- Brief -
From the entries below, work out the number of lines that hold the word "JSON", and give that number alone.

*** Record excerpts ***

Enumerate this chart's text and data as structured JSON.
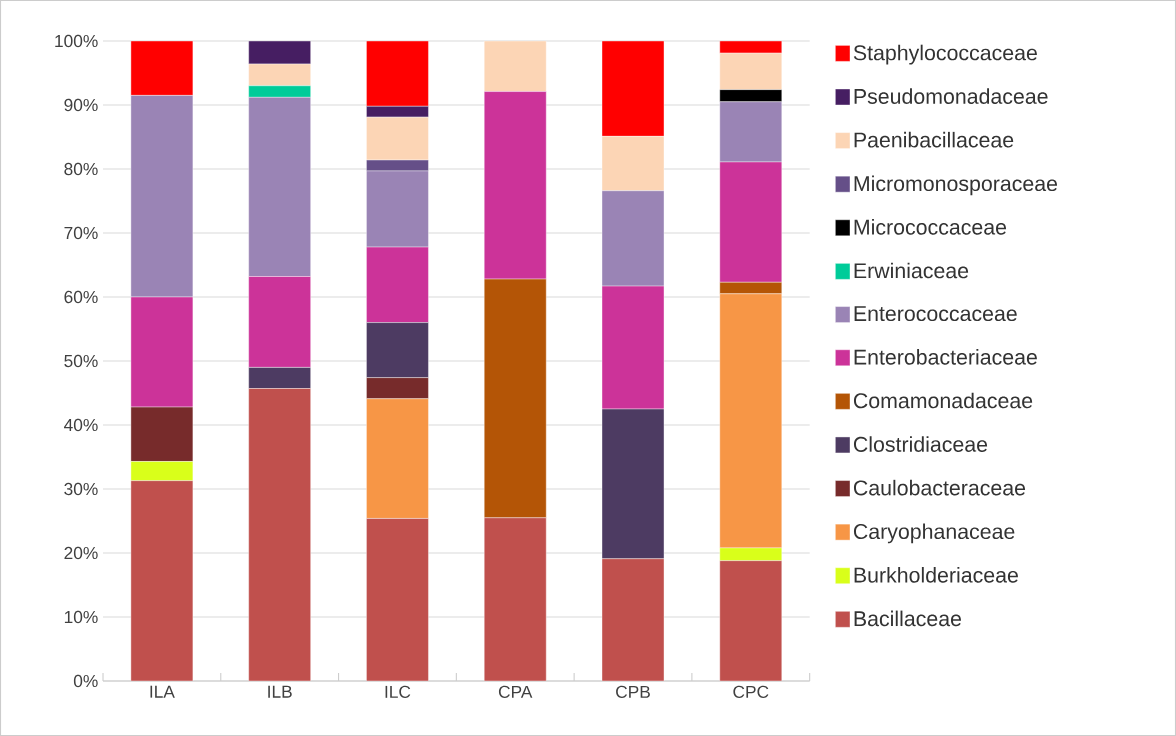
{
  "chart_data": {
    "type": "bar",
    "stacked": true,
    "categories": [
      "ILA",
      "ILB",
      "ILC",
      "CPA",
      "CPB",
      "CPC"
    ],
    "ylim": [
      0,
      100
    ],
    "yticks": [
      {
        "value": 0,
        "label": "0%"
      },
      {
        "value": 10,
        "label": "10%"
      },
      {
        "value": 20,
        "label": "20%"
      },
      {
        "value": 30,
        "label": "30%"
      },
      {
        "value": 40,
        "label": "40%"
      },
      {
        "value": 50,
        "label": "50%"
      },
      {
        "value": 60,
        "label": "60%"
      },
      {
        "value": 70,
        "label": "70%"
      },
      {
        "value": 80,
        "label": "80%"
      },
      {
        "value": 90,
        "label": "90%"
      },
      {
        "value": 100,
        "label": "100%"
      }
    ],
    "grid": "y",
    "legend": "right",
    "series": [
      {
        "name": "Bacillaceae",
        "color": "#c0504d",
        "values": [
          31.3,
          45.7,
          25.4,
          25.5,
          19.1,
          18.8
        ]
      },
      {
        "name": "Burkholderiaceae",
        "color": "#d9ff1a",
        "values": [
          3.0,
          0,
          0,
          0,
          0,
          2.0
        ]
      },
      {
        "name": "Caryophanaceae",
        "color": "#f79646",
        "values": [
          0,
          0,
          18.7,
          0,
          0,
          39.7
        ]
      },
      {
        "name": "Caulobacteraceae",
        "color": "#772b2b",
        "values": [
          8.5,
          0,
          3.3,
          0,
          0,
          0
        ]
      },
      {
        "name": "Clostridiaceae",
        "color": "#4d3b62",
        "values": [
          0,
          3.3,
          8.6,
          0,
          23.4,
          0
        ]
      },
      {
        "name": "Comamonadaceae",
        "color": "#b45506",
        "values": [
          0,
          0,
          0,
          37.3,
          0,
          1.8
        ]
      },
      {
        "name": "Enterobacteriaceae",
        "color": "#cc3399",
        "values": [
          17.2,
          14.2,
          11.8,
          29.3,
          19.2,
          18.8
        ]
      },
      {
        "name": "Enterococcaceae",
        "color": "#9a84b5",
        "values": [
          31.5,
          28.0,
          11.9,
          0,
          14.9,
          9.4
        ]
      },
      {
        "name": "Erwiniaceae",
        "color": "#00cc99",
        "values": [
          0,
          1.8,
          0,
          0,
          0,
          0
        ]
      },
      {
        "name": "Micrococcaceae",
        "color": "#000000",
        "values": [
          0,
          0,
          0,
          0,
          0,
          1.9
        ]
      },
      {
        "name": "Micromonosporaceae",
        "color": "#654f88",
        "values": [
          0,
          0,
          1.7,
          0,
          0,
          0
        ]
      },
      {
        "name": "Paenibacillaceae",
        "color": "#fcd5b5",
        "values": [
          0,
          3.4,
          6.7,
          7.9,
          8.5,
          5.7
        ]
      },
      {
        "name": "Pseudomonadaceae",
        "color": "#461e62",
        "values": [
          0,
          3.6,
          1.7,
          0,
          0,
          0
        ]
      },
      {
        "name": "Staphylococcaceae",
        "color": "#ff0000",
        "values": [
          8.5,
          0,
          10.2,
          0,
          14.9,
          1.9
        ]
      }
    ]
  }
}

*** End of Record excerpts ***
*** Record excerpts ***

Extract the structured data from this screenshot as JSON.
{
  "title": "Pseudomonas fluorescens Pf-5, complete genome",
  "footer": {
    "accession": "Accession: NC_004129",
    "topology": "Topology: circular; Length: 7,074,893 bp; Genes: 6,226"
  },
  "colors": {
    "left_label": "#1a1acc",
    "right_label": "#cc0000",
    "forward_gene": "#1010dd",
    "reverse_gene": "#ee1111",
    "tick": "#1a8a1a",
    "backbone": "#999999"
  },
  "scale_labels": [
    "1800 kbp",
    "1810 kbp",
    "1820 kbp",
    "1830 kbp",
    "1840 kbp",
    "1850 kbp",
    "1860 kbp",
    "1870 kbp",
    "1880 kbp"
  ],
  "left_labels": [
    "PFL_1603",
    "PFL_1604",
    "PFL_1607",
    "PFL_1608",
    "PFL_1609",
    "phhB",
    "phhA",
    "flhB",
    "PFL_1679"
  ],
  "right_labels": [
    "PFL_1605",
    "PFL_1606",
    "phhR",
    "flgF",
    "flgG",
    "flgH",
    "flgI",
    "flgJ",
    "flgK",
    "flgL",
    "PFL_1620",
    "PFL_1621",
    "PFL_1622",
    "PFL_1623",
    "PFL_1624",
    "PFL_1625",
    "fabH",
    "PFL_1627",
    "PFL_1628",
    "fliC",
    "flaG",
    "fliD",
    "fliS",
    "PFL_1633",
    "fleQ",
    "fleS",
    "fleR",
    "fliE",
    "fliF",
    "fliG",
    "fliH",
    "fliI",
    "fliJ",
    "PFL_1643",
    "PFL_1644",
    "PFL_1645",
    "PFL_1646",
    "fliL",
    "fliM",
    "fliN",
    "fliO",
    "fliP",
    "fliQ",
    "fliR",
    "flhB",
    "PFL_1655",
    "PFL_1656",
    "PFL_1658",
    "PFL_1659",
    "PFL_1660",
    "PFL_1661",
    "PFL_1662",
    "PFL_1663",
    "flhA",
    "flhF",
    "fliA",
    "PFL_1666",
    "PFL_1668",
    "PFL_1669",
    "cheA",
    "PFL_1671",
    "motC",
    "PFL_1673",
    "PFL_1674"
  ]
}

*** End of Record excerpts ***

- Expected answer -
2